OBJECTIVE
Check each line of the material below for "machen", then copy the ones that contain it.

PROVIDED INFORMATION
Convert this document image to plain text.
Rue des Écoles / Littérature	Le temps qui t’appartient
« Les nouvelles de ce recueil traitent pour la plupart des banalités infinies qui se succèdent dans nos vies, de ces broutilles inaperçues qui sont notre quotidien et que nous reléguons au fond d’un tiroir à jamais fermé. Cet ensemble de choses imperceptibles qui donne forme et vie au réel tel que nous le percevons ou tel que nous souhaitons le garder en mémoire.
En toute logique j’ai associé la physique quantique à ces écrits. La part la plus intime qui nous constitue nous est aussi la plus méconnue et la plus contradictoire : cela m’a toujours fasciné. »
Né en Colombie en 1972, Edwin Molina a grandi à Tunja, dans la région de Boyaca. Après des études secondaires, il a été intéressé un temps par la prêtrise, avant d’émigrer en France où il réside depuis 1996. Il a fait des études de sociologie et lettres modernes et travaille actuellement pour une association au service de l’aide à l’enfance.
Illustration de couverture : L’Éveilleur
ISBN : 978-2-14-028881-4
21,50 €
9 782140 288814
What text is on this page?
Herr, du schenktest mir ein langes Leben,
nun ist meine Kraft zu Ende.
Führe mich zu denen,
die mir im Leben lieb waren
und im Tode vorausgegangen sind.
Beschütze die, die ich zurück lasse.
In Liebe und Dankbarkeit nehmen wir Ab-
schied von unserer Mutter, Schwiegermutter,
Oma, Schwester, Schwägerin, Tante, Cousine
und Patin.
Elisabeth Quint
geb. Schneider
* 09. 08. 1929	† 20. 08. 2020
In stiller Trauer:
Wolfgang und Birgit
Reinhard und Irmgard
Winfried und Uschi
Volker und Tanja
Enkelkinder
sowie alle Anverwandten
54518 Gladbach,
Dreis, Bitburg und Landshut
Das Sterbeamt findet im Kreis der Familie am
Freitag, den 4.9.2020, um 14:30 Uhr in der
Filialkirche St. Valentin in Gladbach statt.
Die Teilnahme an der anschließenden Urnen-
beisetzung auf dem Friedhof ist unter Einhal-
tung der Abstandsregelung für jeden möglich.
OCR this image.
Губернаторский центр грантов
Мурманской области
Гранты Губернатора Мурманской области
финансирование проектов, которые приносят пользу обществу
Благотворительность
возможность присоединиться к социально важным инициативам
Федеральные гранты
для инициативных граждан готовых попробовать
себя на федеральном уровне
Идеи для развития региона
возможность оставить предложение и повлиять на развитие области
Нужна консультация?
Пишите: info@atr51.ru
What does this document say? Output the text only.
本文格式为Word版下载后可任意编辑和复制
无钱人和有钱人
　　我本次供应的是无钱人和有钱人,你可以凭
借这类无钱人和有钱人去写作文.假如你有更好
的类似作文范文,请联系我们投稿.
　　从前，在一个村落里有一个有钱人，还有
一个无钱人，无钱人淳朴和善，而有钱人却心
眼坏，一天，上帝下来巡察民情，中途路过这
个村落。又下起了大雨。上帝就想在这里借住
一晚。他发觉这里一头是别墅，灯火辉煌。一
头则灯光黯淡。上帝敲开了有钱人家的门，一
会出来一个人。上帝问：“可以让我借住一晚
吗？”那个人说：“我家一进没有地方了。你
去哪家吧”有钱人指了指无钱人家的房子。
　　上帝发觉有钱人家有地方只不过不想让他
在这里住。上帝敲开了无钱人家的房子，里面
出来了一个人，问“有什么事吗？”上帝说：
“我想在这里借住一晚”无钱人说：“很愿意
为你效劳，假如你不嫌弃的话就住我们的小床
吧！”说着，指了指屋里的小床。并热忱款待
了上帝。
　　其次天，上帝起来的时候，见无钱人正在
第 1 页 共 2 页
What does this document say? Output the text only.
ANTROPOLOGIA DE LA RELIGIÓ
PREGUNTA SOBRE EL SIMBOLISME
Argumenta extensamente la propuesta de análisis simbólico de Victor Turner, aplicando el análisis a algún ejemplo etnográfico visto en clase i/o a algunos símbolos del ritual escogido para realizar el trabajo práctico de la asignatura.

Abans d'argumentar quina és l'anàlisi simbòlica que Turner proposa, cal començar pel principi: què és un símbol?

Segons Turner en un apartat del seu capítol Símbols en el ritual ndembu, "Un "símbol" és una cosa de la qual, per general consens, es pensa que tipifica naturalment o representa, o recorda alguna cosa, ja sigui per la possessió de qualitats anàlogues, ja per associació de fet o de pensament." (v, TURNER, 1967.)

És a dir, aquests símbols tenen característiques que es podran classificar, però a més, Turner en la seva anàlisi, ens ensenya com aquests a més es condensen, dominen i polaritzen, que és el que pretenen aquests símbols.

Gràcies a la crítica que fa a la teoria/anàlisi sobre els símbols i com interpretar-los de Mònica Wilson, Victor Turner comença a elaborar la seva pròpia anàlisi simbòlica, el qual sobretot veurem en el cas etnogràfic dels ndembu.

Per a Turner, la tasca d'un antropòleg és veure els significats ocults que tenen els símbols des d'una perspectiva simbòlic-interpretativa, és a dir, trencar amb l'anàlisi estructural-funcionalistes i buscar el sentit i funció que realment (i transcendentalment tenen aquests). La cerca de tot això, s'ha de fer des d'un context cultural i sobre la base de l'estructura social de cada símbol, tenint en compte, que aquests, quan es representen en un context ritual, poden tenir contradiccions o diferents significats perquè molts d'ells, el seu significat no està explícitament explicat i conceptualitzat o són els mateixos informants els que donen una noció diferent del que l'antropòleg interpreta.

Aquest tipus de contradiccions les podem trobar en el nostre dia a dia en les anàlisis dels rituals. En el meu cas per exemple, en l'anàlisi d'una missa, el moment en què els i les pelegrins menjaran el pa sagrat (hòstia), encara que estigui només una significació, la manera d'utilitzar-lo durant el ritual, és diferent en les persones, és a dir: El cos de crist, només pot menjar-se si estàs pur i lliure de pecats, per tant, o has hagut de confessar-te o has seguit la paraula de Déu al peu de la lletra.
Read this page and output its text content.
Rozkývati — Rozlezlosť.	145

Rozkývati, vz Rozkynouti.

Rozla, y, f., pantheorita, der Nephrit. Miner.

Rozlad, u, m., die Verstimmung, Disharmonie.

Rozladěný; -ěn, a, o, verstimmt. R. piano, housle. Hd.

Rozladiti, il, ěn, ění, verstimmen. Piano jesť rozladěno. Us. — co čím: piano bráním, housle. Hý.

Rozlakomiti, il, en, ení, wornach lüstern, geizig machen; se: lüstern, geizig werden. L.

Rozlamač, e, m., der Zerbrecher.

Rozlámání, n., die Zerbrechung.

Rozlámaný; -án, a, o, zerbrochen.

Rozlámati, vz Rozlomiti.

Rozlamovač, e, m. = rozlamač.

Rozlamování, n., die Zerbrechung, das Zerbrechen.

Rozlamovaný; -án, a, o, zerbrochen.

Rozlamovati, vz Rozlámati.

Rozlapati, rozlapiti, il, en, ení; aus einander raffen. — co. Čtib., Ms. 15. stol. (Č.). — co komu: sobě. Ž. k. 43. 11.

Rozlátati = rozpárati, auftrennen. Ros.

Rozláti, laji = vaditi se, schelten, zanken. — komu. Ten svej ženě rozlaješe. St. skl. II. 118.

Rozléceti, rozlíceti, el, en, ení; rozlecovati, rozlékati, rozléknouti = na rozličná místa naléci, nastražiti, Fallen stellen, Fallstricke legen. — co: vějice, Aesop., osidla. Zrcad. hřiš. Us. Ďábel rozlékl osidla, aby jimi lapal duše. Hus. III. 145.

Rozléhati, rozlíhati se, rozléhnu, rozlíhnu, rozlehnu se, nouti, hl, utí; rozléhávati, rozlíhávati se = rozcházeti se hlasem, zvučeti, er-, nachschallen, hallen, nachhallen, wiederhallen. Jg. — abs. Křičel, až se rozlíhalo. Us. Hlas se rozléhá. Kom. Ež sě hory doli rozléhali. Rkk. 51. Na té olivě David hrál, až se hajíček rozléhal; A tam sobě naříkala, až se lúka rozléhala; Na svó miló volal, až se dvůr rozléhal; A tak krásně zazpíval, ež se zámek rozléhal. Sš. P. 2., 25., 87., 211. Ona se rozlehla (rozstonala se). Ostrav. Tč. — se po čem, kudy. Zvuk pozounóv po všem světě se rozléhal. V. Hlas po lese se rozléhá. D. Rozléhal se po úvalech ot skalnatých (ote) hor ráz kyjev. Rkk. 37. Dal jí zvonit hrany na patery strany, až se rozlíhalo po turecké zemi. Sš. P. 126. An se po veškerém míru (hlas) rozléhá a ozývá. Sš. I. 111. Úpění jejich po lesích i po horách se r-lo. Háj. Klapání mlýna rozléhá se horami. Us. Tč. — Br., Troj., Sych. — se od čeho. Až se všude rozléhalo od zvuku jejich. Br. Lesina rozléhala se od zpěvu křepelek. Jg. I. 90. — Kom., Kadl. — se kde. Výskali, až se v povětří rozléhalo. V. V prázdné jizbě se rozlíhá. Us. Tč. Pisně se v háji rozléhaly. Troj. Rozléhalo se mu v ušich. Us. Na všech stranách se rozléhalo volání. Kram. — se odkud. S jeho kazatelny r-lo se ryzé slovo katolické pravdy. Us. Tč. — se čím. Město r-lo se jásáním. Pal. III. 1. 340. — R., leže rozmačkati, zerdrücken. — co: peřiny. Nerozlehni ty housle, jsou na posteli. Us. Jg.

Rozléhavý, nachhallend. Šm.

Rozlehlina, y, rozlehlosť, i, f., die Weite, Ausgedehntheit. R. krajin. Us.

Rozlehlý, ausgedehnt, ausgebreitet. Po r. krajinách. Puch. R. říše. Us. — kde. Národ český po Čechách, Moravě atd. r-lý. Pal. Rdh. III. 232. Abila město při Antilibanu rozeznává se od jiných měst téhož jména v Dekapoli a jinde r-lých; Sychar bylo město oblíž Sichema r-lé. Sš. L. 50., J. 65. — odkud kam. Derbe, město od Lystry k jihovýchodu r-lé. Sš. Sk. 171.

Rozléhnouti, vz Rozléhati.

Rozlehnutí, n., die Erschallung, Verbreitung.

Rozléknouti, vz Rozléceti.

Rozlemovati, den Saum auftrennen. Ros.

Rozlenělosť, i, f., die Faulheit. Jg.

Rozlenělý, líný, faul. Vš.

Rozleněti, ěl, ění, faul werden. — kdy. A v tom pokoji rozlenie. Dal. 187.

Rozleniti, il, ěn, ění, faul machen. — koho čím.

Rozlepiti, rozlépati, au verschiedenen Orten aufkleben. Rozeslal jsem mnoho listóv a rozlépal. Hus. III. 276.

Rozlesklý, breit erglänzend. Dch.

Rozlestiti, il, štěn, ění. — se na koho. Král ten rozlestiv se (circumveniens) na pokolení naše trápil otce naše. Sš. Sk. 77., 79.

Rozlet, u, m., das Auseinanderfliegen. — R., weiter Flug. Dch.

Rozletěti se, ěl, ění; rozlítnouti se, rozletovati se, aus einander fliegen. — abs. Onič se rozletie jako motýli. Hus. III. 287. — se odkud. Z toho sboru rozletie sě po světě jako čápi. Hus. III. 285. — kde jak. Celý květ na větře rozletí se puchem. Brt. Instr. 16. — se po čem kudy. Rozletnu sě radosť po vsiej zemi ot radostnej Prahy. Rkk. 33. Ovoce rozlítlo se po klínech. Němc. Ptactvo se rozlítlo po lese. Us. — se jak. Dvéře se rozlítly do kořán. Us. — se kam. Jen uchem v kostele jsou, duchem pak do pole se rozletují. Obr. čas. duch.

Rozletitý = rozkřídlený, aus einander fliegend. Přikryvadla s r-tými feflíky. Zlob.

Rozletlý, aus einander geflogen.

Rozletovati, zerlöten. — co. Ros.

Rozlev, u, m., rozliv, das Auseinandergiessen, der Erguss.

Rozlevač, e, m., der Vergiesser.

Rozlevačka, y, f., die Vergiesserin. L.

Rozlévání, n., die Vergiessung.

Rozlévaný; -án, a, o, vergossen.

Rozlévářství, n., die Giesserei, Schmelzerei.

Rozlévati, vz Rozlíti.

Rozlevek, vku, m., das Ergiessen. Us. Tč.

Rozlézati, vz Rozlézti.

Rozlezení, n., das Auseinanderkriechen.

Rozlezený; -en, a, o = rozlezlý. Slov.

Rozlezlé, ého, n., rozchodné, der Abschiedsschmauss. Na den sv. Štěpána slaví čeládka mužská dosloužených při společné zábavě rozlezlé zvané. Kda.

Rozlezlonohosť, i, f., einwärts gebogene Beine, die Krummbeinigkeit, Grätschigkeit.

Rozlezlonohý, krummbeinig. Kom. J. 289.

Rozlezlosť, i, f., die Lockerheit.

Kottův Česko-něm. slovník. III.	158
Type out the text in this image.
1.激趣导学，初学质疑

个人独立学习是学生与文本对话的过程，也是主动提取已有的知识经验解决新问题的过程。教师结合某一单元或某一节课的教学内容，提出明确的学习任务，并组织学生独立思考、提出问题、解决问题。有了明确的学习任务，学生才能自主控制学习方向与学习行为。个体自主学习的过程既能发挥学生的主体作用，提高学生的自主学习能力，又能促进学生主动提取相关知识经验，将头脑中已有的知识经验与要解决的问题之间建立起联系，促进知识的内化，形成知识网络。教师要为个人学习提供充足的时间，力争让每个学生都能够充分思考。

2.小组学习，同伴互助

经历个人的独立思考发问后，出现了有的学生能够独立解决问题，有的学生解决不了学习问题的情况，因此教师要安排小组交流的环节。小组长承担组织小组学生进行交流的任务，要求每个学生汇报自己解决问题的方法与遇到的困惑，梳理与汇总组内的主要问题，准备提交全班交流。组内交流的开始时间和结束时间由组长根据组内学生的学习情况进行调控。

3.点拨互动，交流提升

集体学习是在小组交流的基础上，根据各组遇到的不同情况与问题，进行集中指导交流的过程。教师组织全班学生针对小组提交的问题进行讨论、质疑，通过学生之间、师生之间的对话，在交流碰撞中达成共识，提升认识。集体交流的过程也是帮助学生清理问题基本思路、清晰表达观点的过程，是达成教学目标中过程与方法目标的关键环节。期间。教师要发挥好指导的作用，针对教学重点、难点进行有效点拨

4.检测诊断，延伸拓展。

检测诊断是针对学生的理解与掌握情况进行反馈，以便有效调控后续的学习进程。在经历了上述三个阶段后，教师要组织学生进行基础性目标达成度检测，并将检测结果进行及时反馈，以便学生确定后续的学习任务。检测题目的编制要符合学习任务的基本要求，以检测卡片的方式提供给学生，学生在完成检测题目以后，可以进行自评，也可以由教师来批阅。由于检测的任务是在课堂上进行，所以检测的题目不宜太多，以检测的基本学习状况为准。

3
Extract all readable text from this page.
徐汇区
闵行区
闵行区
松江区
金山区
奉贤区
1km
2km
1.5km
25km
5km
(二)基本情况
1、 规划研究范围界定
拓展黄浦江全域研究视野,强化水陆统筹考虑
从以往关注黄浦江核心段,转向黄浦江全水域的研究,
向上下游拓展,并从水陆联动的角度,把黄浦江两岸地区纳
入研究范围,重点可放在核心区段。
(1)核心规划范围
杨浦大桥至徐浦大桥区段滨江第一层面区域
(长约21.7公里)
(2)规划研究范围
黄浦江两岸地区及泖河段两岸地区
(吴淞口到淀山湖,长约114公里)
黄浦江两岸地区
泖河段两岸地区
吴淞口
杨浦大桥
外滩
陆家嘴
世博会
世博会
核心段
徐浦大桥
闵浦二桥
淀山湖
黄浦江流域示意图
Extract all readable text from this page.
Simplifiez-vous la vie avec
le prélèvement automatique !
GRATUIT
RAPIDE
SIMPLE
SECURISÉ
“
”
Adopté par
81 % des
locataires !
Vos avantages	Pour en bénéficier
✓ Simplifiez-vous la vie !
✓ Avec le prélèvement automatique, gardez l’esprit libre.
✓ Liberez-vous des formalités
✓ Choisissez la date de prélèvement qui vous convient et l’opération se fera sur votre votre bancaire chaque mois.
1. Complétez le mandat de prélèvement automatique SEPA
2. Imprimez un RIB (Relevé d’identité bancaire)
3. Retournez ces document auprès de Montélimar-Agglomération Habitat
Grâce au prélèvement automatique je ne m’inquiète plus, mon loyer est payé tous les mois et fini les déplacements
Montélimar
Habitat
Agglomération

TASK SOLUTION
Rozlakomiti, il, en, ení, wornach lüstern, geizig machen; se: lüstern, geizig werden. L.
Rozleniti, il, ěn, ění, faul machen. — koho čím.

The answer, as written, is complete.